• Exercise instructions:
Tally how many lines hold the string "Windows". Your reply should be that number alone.

Stored data entries
--- START ---

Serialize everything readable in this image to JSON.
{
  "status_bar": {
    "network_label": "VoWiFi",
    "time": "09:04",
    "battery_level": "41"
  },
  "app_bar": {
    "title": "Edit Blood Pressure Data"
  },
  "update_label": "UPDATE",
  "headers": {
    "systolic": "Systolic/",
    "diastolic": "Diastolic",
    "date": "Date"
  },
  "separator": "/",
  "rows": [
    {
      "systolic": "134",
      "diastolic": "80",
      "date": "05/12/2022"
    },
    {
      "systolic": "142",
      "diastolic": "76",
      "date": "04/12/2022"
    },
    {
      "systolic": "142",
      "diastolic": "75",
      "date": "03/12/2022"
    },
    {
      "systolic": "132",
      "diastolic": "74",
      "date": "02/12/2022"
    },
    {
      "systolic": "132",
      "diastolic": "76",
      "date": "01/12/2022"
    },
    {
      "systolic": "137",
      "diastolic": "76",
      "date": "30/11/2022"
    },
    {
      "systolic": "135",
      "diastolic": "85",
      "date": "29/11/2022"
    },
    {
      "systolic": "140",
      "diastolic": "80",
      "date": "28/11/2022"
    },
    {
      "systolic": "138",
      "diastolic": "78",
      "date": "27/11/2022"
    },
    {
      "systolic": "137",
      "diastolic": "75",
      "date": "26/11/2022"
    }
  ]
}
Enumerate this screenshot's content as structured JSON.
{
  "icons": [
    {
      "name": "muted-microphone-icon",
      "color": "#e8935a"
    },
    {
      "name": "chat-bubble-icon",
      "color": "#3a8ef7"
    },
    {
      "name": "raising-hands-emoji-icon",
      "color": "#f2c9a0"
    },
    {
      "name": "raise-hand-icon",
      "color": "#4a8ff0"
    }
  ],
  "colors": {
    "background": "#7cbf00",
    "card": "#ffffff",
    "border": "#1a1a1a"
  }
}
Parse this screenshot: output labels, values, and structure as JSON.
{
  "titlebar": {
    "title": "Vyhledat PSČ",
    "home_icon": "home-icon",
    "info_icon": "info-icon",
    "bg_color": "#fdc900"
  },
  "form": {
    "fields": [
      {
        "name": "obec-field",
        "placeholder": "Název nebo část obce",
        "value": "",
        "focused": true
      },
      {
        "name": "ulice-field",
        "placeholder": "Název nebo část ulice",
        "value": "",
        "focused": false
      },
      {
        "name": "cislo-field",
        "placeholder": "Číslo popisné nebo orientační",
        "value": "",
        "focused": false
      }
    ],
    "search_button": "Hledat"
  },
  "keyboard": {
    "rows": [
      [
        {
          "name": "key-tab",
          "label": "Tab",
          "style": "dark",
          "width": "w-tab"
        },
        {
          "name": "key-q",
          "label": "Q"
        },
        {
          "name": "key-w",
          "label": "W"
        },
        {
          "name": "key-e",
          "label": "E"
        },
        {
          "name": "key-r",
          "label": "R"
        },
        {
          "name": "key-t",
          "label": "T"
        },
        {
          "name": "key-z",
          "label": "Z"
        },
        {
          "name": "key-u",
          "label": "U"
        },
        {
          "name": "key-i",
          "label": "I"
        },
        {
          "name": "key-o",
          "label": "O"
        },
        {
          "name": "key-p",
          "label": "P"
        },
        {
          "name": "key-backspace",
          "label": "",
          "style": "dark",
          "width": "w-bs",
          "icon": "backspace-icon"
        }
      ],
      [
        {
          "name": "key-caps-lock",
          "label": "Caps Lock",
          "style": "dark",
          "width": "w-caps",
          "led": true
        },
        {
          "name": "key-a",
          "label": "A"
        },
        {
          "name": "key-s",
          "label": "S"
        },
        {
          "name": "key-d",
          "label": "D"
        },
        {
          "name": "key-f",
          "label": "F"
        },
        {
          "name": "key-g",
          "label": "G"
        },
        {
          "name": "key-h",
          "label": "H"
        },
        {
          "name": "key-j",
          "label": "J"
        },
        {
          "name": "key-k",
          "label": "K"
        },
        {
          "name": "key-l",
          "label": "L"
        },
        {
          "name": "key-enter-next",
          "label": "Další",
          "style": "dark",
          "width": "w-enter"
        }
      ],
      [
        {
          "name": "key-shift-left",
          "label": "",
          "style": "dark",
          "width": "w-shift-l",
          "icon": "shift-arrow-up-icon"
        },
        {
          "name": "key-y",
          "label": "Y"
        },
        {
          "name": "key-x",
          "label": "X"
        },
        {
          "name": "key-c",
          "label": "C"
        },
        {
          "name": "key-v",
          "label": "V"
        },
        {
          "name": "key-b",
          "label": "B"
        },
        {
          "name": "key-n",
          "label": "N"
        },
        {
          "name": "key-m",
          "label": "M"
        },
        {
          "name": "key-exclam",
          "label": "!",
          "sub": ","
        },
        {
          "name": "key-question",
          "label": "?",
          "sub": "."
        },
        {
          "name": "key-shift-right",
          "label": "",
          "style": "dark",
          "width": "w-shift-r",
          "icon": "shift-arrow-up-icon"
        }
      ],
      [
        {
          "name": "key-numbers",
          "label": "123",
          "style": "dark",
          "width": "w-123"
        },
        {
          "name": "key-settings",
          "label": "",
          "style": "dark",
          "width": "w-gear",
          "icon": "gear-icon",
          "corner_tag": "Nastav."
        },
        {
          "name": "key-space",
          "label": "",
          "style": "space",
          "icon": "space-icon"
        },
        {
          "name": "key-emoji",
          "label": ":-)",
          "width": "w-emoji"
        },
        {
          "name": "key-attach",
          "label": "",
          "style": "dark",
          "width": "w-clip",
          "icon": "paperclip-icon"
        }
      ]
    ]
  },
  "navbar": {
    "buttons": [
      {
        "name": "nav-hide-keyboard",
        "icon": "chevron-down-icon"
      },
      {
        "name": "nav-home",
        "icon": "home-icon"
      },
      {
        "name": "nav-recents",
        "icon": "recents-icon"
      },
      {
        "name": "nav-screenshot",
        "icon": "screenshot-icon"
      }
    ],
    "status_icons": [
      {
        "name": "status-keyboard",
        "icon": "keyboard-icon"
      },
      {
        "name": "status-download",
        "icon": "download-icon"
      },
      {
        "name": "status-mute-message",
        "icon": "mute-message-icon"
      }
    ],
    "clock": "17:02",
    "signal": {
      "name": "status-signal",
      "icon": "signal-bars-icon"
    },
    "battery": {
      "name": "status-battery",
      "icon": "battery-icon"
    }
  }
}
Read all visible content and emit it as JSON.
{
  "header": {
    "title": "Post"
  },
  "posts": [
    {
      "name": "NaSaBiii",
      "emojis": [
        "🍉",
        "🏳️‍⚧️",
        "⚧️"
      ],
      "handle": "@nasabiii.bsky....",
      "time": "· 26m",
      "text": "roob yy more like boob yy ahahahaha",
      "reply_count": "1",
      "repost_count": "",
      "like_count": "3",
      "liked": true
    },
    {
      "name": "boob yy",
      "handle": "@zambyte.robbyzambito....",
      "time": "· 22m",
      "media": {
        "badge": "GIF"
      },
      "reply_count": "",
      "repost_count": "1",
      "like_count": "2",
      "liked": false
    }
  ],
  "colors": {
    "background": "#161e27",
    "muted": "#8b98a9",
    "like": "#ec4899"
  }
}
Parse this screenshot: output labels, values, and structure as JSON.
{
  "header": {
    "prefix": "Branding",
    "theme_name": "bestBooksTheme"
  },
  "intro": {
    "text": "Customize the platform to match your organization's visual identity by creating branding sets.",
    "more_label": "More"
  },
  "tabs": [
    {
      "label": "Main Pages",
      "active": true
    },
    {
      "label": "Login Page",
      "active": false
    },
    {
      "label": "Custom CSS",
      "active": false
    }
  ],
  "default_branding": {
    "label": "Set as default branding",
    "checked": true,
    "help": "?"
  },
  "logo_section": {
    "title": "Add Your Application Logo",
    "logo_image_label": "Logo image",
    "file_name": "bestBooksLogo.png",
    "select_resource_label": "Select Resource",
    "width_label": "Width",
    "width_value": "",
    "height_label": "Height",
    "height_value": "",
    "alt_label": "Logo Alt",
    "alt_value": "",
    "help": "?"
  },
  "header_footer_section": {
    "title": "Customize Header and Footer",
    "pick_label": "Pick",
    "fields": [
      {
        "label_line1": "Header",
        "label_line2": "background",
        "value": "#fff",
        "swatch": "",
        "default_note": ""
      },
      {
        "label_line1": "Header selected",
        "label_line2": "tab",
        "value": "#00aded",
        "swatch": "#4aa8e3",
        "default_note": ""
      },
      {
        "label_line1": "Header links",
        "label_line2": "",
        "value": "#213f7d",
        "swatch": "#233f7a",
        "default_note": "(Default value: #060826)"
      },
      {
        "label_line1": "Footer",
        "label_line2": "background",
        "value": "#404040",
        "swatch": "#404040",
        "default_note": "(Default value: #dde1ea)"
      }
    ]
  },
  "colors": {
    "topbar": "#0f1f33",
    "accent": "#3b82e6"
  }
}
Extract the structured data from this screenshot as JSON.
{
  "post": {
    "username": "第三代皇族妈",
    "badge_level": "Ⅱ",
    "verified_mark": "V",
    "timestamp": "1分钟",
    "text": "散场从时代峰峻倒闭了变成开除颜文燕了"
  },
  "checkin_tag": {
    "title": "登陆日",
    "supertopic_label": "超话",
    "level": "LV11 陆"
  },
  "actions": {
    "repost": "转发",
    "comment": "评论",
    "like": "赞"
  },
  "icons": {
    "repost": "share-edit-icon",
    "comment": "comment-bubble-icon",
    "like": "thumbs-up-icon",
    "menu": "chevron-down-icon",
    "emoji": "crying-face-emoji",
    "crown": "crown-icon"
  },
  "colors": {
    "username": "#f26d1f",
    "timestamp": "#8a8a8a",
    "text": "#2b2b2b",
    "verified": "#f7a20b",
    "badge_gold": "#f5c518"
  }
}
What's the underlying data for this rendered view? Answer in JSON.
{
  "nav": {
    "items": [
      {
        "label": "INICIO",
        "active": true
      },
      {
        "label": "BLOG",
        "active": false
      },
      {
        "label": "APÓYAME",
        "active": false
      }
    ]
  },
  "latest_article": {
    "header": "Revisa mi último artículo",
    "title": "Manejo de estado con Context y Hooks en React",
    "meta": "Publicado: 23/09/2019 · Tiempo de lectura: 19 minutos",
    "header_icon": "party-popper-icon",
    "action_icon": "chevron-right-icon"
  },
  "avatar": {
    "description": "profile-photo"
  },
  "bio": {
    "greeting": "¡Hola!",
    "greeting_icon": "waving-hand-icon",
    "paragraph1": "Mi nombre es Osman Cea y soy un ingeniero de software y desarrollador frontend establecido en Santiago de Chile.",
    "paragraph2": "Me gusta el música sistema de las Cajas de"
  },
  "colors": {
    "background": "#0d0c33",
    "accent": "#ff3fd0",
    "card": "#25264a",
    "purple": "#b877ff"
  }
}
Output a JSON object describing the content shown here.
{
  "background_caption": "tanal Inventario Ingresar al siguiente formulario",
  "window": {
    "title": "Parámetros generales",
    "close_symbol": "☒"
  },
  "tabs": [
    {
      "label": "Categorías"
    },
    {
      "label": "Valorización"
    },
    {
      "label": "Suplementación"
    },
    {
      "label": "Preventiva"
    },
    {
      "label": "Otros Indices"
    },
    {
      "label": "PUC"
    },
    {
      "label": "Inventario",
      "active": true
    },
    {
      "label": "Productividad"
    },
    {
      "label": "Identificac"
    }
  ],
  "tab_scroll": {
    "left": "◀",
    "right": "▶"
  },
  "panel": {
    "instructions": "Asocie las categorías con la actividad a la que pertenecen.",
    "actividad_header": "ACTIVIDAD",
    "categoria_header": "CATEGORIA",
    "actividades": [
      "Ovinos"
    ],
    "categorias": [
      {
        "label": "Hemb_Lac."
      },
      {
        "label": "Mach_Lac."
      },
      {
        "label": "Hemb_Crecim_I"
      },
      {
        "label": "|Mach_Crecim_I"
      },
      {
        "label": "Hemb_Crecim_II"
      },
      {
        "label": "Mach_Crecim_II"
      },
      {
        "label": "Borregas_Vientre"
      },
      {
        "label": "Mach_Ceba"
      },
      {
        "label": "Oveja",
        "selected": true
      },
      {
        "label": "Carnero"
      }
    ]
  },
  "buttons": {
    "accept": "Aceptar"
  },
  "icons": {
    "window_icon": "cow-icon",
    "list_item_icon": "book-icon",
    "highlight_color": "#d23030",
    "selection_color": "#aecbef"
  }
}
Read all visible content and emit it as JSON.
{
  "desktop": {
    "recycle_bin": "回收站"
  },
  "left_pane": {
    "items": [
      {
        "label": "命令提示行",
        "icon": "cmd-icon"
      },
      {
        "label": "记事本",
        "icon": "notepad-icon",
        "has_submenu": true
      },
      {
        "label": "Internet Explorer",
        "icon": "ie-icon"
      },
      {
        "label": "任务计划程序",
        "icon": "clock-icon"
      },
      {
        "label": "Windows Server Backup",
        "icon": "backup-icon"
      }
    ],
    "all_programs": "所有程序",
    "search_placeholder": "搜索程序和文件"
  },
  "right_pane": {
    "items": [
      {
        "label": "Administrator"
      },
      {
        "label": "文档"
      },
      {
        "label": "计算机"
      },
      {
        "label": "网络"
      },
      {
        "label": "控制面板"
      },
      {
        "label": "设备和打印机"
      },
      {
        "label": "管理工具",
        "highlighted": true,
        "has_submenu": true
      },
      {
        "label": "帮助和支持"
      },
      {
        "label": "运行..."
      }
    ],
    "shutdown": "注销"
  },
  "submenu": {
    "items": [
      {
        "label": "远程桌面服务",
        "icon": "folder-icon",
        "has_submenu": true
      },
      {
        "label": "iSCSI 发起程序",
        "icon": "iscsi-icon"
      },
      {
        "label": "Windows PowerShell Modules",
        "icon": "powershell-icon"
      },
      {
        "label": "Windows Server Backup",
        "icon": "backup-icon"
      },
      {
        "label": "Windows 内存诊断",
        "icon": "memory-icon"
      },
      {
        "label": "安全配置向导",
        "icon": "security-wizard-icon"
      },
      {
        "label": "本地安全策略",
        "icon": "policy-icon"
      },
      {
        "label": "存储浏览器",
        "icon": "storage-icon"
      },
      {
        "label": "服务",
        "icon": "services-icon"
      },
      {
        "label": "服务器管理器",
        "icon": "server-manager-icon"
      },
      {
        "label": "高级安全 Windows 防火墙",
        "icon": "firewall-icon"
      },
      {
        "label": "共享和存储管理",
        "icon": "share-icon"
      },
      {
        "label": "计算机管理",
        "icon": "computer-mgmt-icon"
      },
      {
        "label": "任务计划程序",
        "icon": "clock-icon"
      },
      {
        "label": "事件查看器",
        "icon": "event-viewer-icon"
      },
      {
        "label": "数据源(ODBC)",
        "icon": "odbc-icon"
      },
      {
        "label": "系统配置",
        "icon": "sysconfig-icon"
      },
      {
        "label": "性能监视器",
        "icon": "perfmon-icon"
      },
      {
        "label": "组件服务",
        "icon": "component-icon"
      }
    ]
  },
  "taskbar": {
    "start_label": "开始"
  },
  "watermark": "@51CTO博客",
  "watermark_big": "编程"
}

--- END ---

• Solution for this problem:
5